Locate every line in the records below that contains the word "text", and copy each one.

Dataset records:
┌──

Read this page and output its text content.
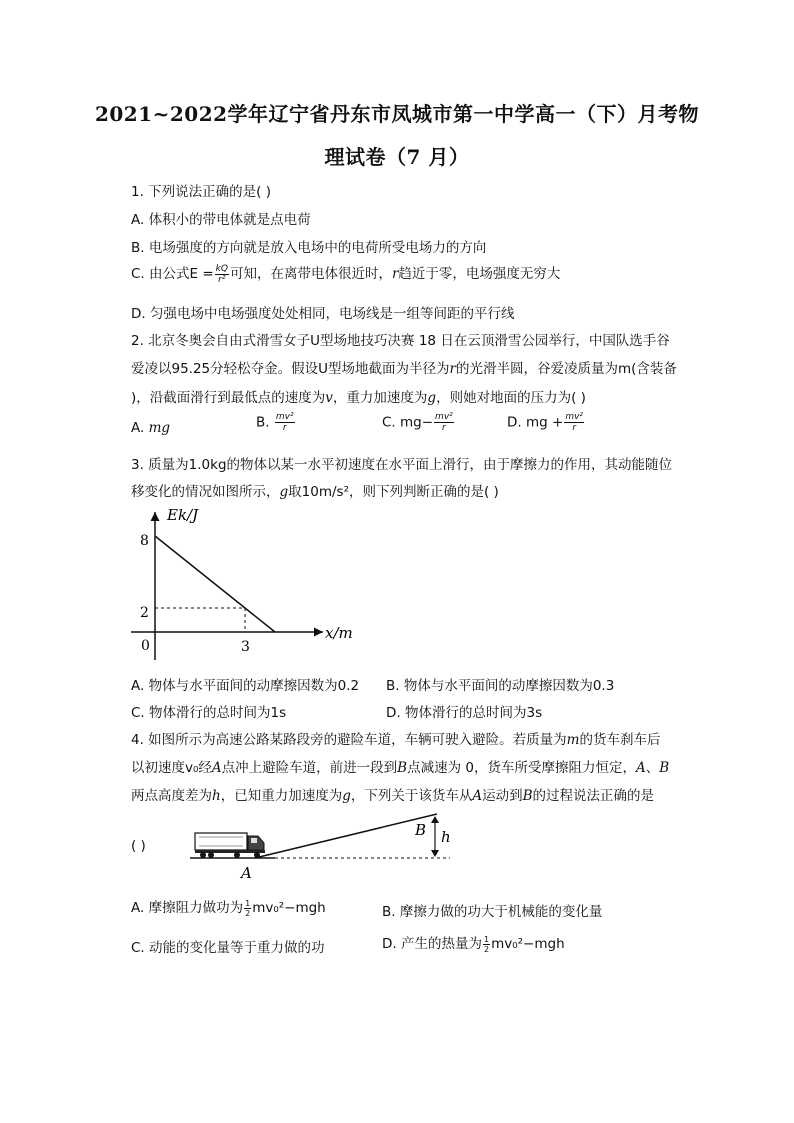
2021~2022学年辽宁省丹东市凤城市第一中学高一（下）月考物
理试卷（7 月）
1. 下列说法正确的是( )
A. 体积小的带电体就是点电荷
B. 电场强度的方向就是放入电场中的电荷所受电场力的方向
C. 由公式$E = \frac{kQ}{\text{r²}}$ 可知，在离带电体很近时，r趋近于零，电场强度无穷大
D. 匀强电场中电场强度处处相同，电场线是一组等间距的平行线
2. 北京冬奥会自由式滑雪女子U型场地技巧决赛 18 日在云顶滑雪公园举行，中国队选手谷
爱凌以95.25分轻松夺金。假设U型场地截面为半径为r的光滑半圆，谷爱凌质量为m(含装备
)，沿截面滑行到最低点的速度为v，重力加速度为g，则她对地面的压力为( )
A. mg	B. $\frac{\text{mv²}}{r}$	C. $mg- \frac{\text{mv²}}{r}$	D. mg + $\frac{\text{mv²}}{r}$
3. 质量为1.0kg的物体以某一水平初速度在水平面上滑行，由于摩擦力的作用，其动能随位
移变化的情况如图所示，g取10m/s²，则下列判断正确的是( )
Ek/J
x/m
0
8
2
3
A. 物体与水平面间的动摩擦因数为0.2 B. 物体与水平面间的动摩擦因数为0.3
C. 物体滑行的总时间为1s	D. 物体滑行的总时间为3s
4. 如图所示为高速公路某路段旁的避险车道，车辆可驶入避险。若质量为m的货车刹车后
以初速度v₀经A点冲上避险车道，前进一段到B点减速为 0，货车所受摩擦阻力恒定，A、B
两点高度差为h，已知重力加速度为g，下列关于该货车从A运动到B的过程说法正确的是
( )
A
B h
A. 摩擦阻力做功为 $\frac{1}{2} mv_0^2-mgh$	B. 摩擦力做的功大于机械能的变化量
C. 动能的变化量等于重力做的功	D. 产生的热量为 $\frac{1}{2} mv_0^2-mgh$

└──
┌──

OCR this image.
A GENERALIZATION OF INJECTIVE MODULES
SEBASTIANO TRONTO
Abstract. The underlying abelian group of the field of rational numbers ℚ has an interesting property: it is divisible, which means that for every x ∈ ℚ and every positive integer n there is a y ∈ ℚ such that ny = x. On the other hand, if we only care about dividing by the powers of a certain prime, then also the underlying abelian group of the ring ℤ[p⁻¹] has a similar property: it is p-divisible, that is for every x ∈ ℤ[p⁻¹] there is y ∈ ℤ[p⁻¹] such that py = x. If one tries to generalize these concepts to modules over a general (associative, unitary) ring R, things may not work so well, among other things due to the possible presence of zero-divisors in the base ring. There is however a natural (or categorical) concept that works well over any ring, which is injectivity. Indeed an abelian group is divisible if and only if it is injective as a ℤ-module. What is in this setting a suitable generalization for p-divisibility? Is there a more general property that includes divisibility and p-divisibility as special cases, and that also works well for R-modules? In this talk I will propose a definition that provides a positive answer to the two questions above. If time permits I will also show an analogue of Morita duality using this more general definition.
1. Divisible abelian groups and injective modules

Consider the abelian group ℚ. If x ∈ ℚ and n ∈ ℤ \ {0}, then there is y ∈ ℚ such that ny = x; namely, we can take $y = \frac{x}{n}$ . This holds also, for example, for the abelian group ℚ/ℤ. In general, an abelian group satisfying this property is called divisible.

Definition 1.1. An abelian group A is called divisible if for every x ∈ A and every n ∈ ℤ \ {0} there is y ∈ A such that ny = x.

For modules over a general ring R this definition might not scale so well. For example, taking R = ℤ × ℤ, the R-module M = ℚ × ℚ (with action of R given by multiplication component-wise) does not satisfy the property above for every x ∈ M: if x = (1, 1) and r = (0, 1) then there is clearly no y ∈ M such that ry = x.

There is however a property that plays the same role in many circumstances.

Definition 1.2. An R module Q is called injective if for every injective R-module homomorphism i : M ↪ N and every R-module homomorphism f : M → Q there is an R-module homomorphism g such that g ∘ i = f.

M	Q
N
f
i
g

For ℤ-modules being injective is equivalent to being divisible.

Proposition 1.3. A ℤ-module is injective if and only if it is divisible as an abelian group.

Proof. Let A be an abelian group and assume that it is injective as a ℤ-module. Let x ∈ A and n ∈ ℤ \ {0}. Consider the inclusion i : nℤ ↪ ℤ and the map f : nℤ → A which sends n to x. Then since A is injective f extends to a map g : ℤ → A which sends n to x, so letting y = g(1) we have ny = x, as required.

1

└──

Result for this task:
Read this page and output its text content.
C. 由公式$E = \frac{kQ}{\text{r²}}$ 可知，在离带电体很近时，r趋近于零，电场强度无穷大
A. mg	B. $\frac{\text{mv²}}{r}$	C. $mg- \frac{\text{mv²}}{r}$	D. mg + $\frac{\text{mv²}}{r}$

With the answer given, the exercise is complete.